[start]
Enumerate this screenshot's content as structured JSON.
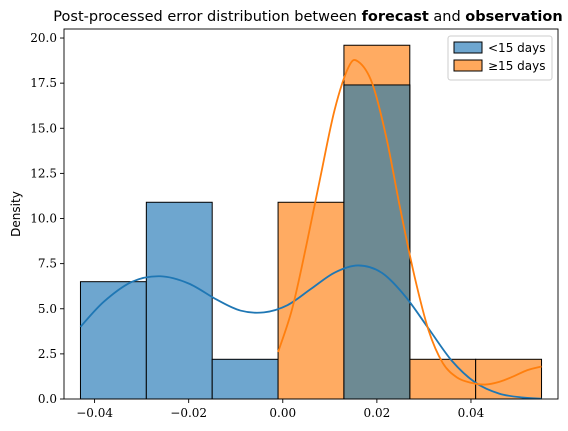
{
  "chart_data": {
    "type": "histogram",
    "title_prefix": "Post-processed error distribution between ",
    "title_bold_1": "forecast",
    "title_mid": " and ",
    "title_bold_2": "observation",
    "xlabel": "",
    "ylabel": "Density",
    "xlim": [
      -0.0465,
      0.0585
    ],
    "ylim": [
      0,
      20.5
    ],
    "x_ticks": [
      -0.04,
      -0.02,
      0.0,
      0.02,
      0.04
    ],
    "x_tick_labels": [
      "−0.04",
      "−0.02",
      "0.00",
      "0.02",
      "0.04"
    ],
    "y_ticks": [
      0,
      2.5,
      5,
      7.5,
      10,
      12.5,
      15,
      17.5,
      20
    ],
    "y_tick_labels": [
      "0.0",
      "2.5",
      "5.0",
      "7.5",
      "10.0",
      "12.5",
      "15.0",
      "17.5",
      "20.0"
    ],
    "bin_edges": [
      -0.043,
      -0.029,
      -0.015,
      -0.001,
      0.013,
      0.027,
      0.041,
      0.055
    ],
    "legend_position": "top-right",
    "series": [
      {
        "name": "<15 days",
        "color": "#1f77b4",
        "fill": "#6ea6cf",
        "densities": [
          6.5,
          10.9,
          2.2,
          0,
          17.4,
          0,
          0
        ],
        "kde": [
          [
            -0.043,
            4.0
          ],
          [
            -0.038,
            5.4
          ],
          [
            -0.032,
            6.5
          ],
          [
            -0.026,
            6.8
          ],
          [
            -0.02,
            6.4
          ],
          [
            -0.014,
            5.5
          ],
          [
            -0.009,
            4.9
          ],
          [
            -0.004,
            4.8
          ],
          [
            0.001,
            5.2
          ],
          [
            0.006,
            6.1
          ],
          [
            0.011,
            7.0
          ],
          [
            0.016,
            7.4
          ],
          [
            0.021,
            7.0
          ],
          [
            0.026,
            5.7
          ],
          [
            0.031,
            3.9
          ],
          [
            0.036,
            2.1
          ],
          [
            0.041,
            0.9
          ],
          [
            0.046,
            0.3
          ],
          [
            0.051,
            0.08
          ],
          [
            0.055,
            0.02
          ]
        ]
      },
      {
        "name": "≥15 days",
        "color": "#ff7f0e",
        "fill": "#ffa85c",
        "densities": [
          0,
          0,
          0,
          10.9,
          19.6,
          2.2,
          2.2
        ],
        "kde": [
          [
            -0.001,
            2.6
          ],
          [
            0.002,
            5.0
          ],
          [
            0.005,
            8.5
          ],
          [
            0.008,
            12.3
          ],
          [
            0.011,
            16.0
          ],
          [
            0.014,
            18.4
          ],
          [
            0.016,
            18.7
          ],
          [
            0.019,
            17.5
          ],
          [
            0.022,
            14.5
          ],
          [
            0.025,
            10.5
          ],
          [
            0.028,
            6.8
          ],
          [
            0.031,
            3.8
          ],
          [
            0.034,
            2.0
          ],
          [
            0.037,
            1.2
          ],
          [
            0.04,
            0.9
          ],
          [
            0.043,
            0.8
          ],
          [
            0.046,
            0.95
          ],
          [
            0.049,
            1.25
          ],
          [
            0.052,
            1.6
          ],
          [
            0.055,
            1.8
          ]
        ]
      }
    ]
  }
}
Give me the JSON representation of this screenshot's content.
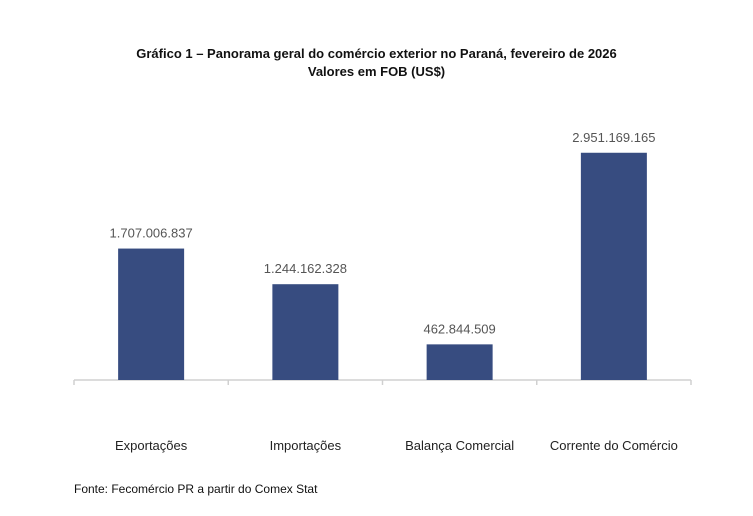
{
  "chart_data": {
    "type": "bar",
    "title": "Gráfico 1 – Panorama geral do comércio exterior no Paraná, fevereiro de 2026",
    "subtitle": "Valores em FOB (US$)",
    "categories": [
      "Exportações",
      "Importações",
      "Balança Comercial",
      "Corrente do Comércio"
    ],
    "values": [
      1707006837,
      1244162328,
      462844509,
      2951169165
    ],
    "data_labels": [
      "1.707.006.837",
      "1.244.162.328",
      "462.844.509",
      "2.951.169.165"
    ],
    "xlabel": "",
    "ylabel": "",
    "ylim": [
      0,
      3000000000
    ],
    "grid": false,
    "legend": "none",
    "bar_color": "#374C80",
    "source": "Fonte: Fecomércio PR a partir do Comex Stat"
  }
}
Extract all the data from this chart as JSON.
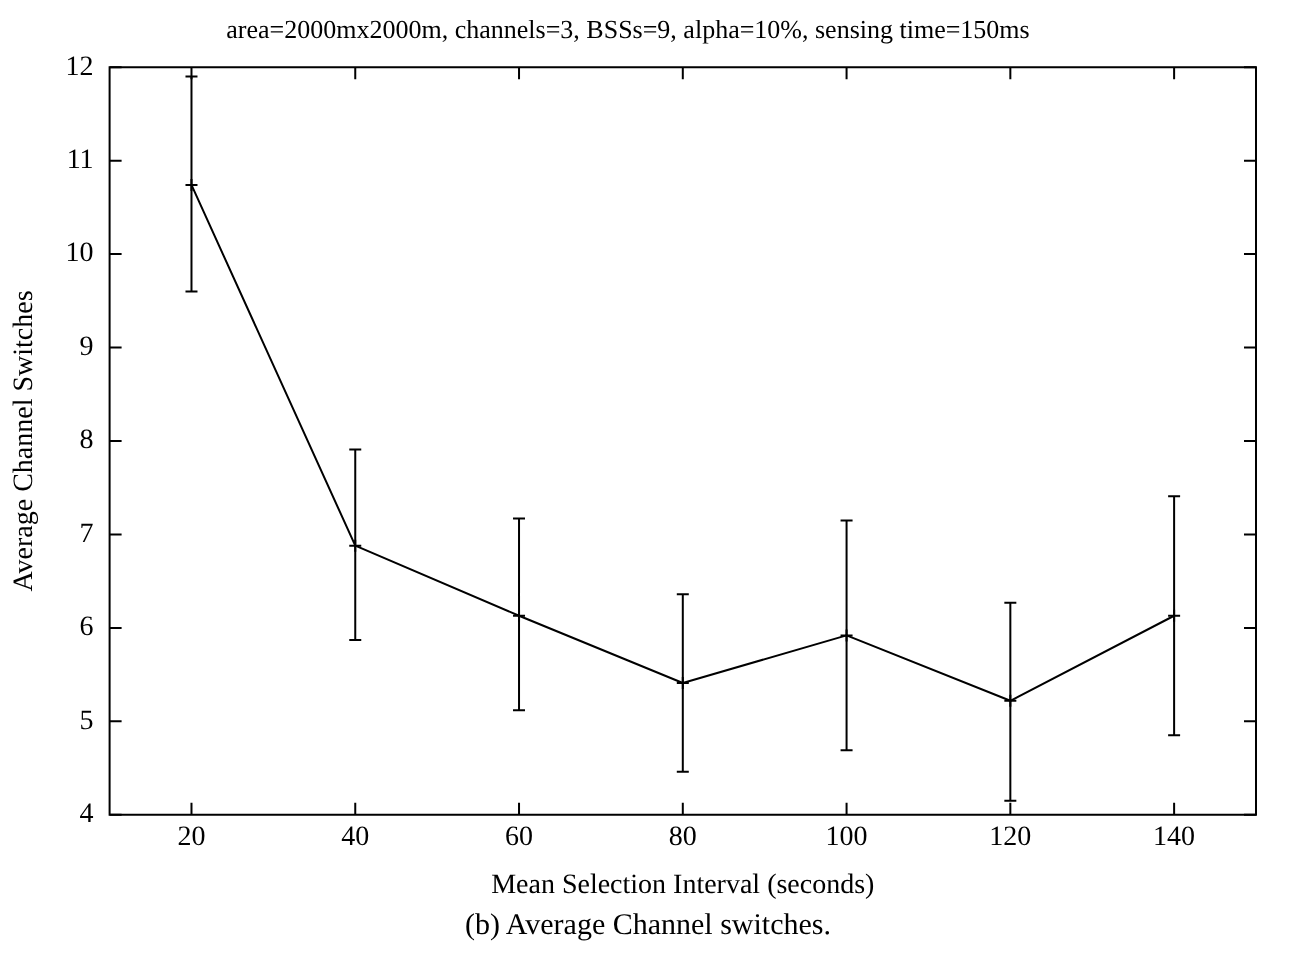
{
  "chart_data": {
    "type": "line",
    "title": "area=2000mx2000m, channels=3, BSSs=9, alpha=10%, sensing time=150ms",
    "xlabel": "Mean Selection Interval (seconds)",
    "ylabel": "Average Channel Switches",
    "annotations": [
      "(b) Average Channel switches."
    ],
    "x": [
      20,
      40,
      60,
      80,
      100,
      120,
      140
    ],
    "series": [
      {
        "color": "#000000",
        "values": [
          10.74,
          6.88,
          6.13,
          5.41,
          5.92,
          5.22,
          6.13
        ],
        "errors": [
          [
            9.6,
            11.9
          ],
          [
            5.87,
            7.91
          ],
          [
            5.12,
            7.17
          ],
          [
            4.46,
            6.36
          ],
          [
            4.69,
            7.15
          ],
          [
            4.15,
            6.27
          ],
          [
            4.85,
            7.41
          ]
        ]
      }
    ],
    "xlim": [
      10,
      150
    ],
    "xticks": [
      20,
      40,
      60,
      80,
      100,
      120,
      140
    ],
    "ylim": [
      4,
      12
    ],
    "yticks": [
      4,
      5,
      6,
      7,
      8,
      9,
      10,
      11,
      12
    ],
    "grid": false,
    "legend": false,
    "marker": "cross",
    "line_style": "solid"
  }
}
[end]
Exercise
Track down every line of the material containing the string "content", and copy it.

Output below
Enumerate this screenshot's content as structured JSON.
Give me the JSON representation of this screenshot's content.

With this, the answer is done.